> [EXERCISE REQUIREMENTS]: In the listing below, find every line with the string "balance" and pull it out.

--- TASK DATA ---

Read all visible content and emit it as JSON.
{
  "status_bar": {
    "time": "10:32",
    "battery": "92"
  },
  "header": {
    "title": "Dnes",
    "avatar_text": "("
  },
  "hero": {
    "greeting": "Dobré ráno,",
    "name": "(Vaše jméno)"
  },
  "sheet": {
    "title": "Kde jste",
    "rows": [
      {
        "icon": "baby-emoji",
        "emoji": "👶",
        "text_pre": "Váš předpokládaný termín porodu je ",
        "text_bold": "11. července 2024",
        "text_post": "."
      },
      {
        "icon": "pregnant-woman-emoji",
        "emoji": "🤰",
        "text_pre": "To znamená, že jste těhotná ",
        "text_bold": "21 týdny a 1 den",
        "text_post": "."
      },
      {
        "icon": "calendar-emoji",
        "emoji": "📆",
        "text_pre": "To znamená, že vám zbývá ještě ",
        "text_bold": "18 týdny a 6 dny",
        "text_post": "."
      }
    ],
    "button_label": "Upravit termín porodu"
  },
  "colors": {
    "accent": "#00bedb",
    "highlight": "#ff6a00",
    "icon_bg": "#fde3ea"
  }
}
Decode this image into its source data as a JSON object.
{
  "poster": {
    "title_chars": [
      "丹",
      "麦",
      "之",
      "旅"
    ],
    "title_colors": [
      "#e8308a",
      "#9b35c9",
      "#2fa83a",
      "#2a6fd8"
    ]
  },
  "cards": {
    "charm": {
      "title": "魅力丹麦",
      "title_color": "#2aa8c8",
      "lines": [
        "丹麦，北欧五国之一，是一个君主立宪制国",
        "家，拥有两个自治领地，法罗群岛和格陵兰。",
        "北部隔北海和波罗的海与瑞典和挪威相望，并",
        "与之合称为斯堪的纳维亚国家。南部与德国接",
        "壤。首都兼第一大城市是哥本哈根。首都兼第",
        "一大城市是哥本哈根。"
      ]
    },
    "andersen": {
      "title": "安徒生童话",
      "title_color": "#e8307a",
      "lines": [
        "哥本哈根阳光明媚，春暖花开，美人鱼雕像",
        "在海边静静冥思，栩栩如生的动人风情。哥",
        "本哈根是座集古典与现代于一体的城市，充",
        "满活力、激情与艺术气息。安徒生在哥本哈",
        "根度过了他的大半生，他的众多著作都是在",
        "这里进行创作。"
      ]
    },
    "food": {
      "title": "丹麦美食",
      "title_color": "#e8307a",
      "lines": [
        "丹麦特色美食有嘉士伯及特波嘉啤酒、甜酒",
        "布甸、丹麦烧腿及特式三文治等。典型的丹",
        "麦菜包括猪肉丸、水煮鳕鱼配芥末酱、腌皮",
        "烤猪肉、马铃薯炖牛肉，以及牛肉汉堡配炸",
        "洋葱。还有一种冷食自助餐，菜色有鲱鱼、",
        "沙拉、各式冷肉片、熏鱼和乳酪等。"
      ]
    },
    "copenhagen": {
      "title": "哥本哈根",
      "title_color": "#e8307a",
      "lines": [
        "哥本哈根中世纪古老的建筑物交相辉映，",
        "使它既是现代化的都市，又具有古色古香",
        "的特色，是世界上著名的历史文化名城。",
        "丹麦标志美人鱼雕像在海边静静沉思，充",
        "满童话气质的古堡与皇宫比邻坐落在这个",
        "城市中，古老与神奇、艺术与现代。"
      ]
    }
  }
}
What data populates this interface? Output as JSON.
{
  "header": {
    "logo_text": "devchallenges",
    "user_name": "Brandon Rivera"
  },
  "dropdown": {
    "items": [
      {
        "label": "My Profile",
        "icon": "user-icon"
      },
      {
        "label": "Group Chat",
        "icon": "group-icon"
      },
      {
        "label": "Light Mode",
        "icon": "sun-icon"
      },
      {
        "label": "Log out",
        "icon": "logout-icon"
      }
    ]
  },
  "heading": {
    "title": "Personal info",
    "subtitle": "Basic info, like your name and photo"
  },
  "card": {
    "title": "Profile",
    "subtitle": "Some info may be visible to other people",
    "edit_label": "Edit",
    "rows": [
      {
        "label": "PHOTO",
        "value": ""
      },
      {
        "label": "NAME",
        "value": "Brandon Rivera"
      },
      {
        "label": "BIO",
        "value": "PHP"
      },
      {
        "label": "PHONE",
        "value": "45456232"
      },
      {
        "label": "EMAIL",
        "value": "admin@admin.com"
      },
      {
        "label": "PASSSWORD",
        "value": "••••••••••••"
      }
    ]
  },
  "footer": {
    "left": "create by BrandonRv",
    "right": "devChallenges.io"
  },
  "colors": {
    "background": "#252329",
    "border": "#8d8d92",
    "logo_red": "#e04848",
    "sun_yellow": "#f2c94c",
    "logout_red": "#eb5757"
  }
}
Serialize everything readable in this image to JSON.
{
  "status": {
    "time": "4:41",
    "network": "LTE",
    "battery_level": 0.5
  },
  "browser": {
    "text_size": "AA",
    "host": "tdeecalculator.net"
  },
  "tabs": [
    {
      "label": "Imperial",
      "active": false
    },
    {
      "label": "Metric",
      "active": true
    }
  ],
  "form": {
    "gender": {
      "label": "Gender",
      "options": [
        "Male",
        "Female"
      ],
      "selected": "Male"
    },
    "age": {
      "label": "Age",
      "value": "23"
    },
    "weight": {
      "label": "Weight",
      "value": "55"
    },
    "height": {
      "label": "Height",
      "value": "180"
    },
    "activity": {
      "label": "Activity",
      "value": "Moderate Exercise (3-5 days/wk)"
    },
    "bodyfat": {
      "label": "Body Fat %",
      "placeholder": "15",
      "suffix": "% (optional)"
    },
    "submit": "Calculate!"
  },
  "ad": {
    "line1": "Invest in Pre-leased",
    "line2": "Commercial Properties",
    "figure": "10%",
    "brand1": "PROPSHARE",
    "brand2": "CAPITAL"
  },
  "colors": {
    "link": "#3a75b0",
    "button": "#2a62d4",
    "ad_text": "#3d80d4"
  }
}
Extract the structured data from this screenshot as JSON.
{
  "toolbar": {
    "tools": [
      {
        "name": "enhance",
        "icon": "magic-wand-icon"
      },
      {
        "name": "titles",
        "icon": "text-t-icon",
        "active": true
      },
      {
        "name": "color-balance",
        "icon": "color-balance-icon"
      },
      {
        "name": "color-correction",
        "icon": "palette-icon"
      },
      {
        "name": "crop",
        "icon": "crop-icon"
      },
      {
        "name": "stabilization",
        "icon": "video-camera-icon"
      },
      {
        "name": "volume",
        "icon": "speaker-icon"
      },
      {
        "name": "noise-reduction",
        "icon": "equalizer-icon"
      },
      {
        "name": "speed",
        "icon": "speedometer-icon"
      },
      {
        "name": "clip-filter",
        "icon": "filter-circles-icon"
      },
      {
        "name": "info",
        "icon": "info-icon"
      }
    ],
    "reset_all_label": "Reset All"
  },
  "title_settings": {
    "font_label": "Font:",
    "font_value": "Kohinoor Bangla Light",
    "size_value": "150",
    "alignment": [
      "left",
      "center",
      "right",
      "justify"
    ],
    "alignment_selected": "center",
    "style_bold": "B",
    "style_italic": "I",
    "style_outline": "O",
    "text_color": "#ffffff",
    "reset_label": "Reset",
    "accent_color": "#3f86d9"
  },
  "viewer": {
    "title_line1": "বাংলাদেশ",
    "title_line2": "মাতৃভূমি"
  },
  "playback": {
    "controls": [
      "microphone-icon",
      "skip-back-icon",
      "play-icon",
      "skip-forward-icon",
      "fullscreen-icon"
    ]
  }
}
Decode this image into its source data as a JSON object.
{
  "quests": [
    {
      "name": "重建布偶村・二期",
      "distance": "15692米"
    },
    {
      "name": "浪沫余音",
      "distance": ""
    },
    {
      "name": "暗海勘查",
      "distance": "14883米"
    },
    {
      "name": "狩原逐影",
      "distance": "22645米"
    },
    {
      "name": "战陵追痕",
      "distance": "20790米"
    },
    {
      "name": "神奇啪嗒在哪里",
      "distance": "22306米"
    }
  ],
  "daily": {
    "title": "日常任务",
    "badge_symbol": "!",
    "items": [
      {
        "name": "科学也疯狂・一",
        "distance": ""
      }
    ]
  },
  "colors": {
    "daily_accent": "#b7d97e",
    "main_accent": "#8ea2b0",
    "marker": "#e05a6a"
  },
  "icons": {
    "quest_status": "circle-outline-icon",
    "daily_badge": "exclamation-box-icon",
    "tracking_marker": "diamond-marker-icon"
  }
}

---

> [COMPLETED TASK]:
        "name": "color-balance",
        "icon": "color-balance-icon"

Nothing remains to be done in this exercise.